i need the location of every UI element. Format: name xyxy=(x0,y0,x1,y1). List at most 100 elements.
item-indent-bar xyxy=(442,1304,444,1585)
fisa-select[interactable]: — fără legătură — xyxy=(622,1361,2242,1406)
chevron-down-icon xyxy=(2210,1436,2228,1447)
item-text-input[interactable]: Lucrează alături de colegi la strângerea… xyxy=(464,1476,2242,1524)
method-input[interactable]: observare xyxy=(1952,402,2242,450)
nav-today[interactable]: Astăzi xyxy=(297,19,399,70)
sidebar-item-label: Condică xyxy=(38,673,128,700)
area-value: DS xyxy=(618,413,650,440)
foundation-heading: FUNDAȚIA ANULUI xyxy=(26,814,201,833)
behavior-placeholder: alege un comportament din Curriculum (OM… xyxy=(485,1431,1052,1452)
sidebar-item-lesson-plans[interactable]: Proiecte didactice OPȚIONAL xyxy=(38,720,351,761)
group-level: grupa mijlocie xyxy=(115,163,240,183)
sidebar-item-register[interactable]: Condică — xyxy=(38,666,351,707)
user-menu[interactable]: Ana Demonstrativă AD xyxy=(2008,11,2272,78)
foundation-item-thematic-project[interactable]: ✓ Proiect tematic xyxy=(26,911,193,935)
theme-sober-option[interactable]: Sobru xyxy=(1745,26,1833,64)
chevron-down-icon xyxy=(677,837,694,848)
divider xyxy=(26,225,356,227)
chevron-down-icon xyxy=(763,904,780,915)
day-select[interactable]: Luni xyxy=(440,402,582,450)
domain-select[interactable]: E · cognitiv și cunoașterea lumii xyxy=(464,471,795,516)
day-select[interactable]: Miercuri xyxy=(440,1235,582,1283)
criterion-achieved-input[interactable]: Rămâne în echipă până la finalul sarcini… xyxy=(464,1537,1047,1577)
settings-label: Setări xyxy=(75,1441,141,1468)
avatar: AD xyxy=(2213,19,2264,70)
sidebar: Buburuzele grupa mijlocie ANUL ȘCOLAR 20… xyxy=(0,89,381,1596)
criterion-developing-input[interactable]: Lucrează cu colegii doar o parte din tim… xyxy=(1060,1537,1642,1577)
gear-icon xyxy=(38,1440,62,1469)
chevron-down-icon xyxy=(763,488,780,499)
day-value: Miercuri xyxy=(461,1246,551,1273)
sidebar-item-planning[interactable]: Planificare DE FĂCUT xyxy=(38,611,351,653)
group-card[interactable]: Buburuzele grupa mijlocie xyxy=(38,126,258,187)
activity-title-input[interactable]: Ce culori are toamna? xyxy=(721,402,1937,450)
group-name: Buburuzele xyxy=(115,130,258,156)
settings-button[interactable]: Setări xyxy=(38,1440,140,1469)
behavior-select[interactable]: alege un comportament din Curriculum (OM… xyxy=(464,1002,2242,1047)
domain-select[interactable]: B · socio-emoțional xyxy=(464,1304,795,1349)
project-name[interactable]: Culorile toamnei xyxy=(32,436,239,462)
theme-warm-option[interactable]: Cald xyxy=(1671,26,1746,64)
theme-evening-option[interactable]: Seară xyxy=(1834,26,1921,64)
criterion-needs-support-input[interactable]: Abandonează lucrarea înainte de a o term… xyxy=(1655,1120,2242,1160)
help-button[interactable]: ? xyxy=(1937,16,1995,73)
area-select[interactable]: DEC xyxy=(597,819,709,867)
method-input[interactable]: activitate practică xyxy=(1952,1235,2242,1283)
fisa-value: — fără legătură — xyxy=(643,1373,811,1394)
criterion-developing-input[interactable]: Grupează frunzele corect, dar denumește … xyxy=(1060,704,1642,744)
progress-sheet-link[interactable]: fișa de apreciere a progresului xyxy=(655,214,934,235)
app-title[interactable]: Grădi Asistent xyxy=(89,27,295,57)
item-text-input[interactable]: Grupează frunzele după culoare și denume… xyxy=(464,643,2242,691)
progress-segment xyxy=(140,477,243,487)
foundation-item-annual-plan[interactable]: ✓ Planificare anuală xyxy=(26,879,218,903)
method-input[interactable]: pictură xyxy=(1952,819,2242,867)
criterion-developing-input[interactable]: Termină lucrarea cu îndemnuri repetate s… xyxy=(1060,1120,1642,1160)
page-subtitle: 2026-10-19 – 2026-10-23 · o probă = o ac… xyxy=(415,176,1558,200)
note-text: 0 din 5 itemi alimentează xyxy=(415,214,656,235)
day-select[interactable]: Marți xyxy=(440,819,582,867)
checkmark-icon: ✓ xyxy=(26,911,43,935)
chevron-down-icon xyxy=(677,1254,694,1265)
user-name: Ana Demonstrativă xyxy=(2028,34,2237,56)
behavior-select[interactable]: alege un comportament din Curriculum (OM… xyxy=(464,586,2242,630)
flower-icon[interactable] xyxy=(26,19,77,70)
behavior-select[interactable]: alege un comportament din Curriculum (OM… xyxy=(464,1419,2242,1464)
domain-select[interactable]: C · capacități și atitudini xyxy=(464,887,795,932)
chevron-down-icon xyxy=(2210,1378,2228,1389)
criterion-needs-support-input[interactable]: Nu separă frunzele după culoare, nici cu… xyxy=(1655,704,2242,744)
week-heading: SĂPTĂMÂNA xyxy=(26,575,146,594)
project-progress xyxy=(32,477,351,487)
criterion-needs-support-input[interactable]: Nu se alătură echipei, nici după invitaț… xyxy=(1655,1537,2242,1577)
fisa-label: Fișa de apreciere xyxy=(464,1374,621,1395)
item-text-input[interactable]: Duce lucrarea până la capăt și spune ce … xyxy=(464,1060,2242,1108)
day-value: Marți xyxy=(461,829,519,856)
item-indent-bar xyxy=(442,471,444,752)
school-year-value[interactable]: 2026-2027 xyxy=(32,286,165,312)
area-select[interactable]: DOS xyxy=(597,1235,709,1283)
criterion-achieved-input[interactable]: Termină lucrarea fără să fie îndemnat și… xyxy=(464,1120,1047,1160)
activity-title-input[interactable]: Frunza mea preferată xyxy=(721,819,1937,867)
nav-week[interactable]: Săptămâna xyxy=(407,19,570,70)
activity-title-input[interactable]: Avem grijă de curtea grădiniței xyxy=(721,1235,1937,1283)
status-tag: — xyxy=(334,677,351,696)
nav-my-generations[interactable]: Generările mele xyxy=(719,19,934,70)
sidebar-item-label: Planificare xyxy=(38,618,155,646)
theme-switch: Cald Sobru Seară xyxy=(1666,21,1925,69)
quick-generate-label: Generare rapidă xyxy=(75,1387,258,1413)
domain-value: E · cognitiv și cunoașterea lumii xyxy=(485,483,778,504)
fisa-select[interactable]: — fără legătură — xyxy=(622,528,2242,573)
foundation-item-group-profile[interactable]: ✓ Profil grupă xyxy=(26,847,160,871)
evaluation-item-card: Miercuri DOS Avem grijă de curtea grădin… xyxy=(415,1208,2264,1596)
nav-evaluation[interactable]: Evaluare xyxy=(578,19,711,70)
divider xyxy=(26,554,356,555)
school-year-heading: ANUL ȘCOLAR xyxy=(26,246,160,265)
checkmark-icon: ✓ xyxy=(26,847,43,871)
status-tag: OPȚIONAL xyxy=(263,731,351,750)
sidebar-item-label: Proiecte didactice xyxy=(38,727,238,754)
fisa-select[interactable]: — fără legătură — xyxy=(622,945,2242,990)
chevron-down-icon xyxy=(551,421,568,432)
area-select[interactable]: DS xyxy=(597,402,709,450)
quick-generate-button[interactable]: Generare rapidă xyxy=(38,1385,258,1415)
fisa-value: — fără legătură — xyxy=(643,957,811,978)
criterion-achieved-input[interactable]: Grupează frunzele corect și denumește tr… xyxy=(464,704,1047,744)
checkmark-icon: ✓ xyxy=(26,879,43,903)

*EXERCISE PROMPT*:
Convert every line of the material above into a JSON array of strings, one string per line, omitting blank lines.

*RESPONSE*:
[
  "i need the location of every UI element. Format: name xyxy=(x0,y0,x1,y1). List at most 100 elements.",
  "item-indent-bar xyxy=(442,1304,444,1585)",
  "fisa-select[interactable]: — fără legătură — xyxy=(622,1361,2242,1406)",
  "chevron-down-icon xyxy=(2210,1436,2228,1447)",
  "item-text-input[interactable]: Lucrează alături de colegi la strângerea… xyxy=(464,1476,2242,1524)",
  "method-input[interactable]: observare xyxy=(1952,402,2242,450)",
  "nav-today[interactable]: Astăzi xyxy=(297,19,399,70)",
  "sidebar-item-label: Condică xyxy=(38,673,128,700)",
  "area-value: DS xyxy=(618,413,650,440)",
  "foundation-heading: FUNDAȚIA ANULUI xyxy=(26,814,201,833)",
  "behavior-placeholder: alege un comportament din Curriculum (OM… xyxy=(485,1431,1052,1452)",
  "sidebar-item-lesson-plans[interactable]: Proiecte didactice OPȚIONAL xyxy=(38,720,351,761)",
  "group-level: grupa mijlocie xyxy=(115,163,240,183)",
  "sidebar-item-register[interactable]: Condică — xyxy=(38,666,351,707)",
  "user-menu[interactable]: Ana Demonstrativă AD xyxy=(2008,11,2272,78)",
  "foundation-item-thematic-project[interactable]: ✓ Proiect tematic xyxy=(26,911,193,935)",
  "theme-sober-option[interactable]: Sobru xyxy=(1745,26,1833,64)",
  "chevron-down-icon xyxy=(677,837,694,848)",
  "divider xyxy=(26,225,356,227)",
  "chevron-down-icon xyxy=(763,904,780,915)",
  "day-select[interactable]: Luni xyxy=(440,402,582,450)",
  "domain-select[interactable]: E · cognitiv și cunoașterea lumii xyxy=(464,471,795,516)",
  "day-select[interactable]: Miercuri xyxy=(440,1235,582,1283)",
  "criterion-achieved-input[interactable]: Rămâne în echipă până la finalul sarcini… xyxy=(464,1537,1047,1577)",
  "settings-label: Setări xyxy=(75,1441,141,1468)",
  "avatar: AD xyxy=(2213,19,2264,70)",
  "sidebar: Buburuzele grupa mijlocie ANUL ȘCOLAR 20… xyxy=(0,89,381,1596)",
  "criterion-developing-input[interactable]: Lucrează cu colegii doar o parte din tim… xyxy=(1060,1537,1642,1577)",
  "gear-icon xyxy=(38,1440,62,1469)",
  "chevron-down-icon xyxy=(763,488,780,499)",
  "day-value: Miercuri xyxy=(461,1246,551,1273)",
  "sidebar-item-planning[interactable]: Planificare DE FĂCUT xyxy=(38,611,351,653)",
  "group-card[interactable]: Buburuzele grupa mijlocie xyxy=(38,126,258,187)",
  "activity-title-input[interactable]: Ce culori are toamna? xyxy=(721,402,1937,450)",
  "group-name: Buburuzele xyxy=(115,130,258,156)",
  "settings-button[interactable]: Setări xyxy=(38,1440,140,1469)",
  "behavior-select[interactable]: alege un comportament din Curriculum (OM… xyxy=(464,1002,2242,1047)",
  "domain-select[interactable]: B · socio-emoțional xyxy=(464,1304,795,1349)",
  "project-name[interactable]: Culorile toamnei xyxy=(32,436,239,462)",
  "theme-warm-option[interactable]: Cald xyxy=(1671,26,1746,64)",
  "theme-evening-option[interactable]: Seară xyxy=(1834,26,1921,64)",
  "criterion-needs-support-input[interactable]: Abandonează lucrarea înainte de a o term… xyxy=(1655,1120,2242,1160)",
  "help-button[interactable]: ? xyxy=(1937,16,1995,73)",
  "area-select[interactable]: DEC xyxy=(597,819,709,867)",
  "method-input[interactable]: activitate practică xyxy=(1952,1235,2242,1283)",
  "fisa-value: — fără legătură — xyxy=(643,1373,811,1394)",
  "criterion-developing-input[interactable]: Grupează frunzele corect, dar denumește … xyxy=(1060,704,1642,744)",
  "progress-sheet-link[interactable]: fișa de apreciere a progresului xyxy=(655,214,934,235)",
  "app-title[interactable]: Grădi Asistent xyxy=(89,27,295,57)",
  "item-text-input[interactable]: Grupează frunzele după culoare și denume… xyxy=(464,643,2242,691)",
  "progress-segment xyxy=(140,477,243,487)",
  "foundation-item-annual-plan[interactable]: ✓ Planificare anuală xyxy=(26,879,218,903)",
  "method-input[interactable]: pictură xyxy=(1952,819,2242,867)",
  "criterion-developing-input[interactable]: Termină lucrarea cu îndemnuri repetate s… xyxy=(1060,1120,1642,1160)",
  "page-subtitle: 2026-10-19 – 2026-10-23 · o probă = o ac… xyxy=(415,176,1558,200)",
  "note-text: 0 din 5 itemi alimentează xyxy=(415,214,656,235)",
  "day-select[interactable]: Marți xyxy=(440,819,582,867)",
  "checkmark-icon: ✓ xyxy=(26,911,43,935)",
  "chevron-down-icon xyxy=(677,1254,694,1265)",
  "user-name: Ana Demonstrativă xyxy=(2028,34,2237,56)",
  "behavior-select[interactable]: alege un comportament din Curriculum (OM… xyxy=(464,586,2242,630)",
  "flower-icon[interactable] xyxy=(26,19,77,70)",
  "behavior-select[interactable]: alege un comportament din Curriculum (OM… xyxy=(464,1419,2242,1464)",
  "domain-select[interactable]: C · capacități și atitudini xyxy=(464,887,795,932)",
  "chevron-down-icon xyxy=(2210,1378,2228,1389)",
  "criterion-needs-support-input[interactable]: Nu separă frunzele după culoare, nici cu… xyxy=(1655,704,2242,744)",
  "week-heading: SĂPTĂMÂNA xyxy=(26,575,146,594)",
  "project-progress xyxy=(32,477,351,487)",
  "criterion-needs-support-input[interactable]: Nu se alătură echipei, nici după invitaț… xyxy=(1655,1537,2242,1577)",
  "fisa-label: Fișa de apreciere xyxy=(464,1374,621,1395)",
  "item-text-input[interactable]: Duce lucrarea până la capăt și spune ce … xyxy=(464,1060,2242,1108)",
  "day-value: Marți xyxy=(461,829,519,856)",
  "item-indent-bar xyxy=(442,471,444,752)",
  "school-year-value[interactable]: 2026-2027 xyxy=(32,286,165,312)",
  "area-select[interactable]: DOS xyxy=(597,1235,709,1283)",
  "criterion-achieved-input[interactable]: Termină lucrarea fără să fie îndemnat și… xyxy=(464,1120,1047,1160)",
  "activity-title-input[interactable]: Frunza mea preferată xyxy=(721,819,1937,867)",
  "nav-week[interactable]: Săptămâna xyxy=(407,19,570,70)",
  "activity-title-input[interactable]: Avem grijă de curtea grădiniței xyxy=(721,1235,1937,1283)",
  "status-tag: — xyxy=(334,677,351,696)",
  "nav-my-generations[interactable]: Generările mele xyxy=(719,19,934,70)",
  "sidebar-item-label: Planificare xyxy=(38,618,155,646)",
  "theme-switch: Cald Sobru Seară xyxy=(1666,21,1925,69)",
  "quick-generate-label: Generare rapidă xyxy=(75,1387,258,1413)",
  "domain-value: E · cognitiv și cunoașterea lumii xyxy=(485,483,778,504)",
  "fisa-select[interactable]: — fără legătură — xyxy=(622,528,2242,573)",
  "foundation-item-group-profile[interactable]: ✓ Profil grupă xyxy=(26,847,160,871)",
  "evaluation-item-card: Miercuri DOS Avem grijă de curtea grădin… xyxy=(415,1208,2264,1596)",
  "nav-evaluation[interactable]: Evaluare xyxy=(578,19,711,70)",
  "divider xyxy=(26,554,356,555)",
  "school-year-heading: ANUL ȘCOLAR xyxy=(26,246,160,265)",
  "checkmark-icon: ✓ xyxy=(26,847,43,871)",
  "status-tag: OPȚIONAL xyxy=(263,731,351,750)",
  "sidebar-item-label: Proiecte didactice xyxy=(38,727,238,754)",
  "fisa-select[interactable]: — fără legătură — xyxy=(622,945,2242,990)",
  "chevron-down-icon xyxy=(551,421,568,432)",
  "area-select[interactable]: DS xyxy=(597,402,709,450)",
  "quick-generate-button[interactable]: Generare rapidă xyxy=(38,1385,258,1415)",
  "fisa-value: — fără legătură — xyxy=(643,957,811,978)",
  "criterion-achieved-input[interactable]: Grupează frunzele corect și denumește tr… xyxy=(464,704,1047,744)",
  "checkmark-icon: ✓ xyxy=(26,879,43,903)"
]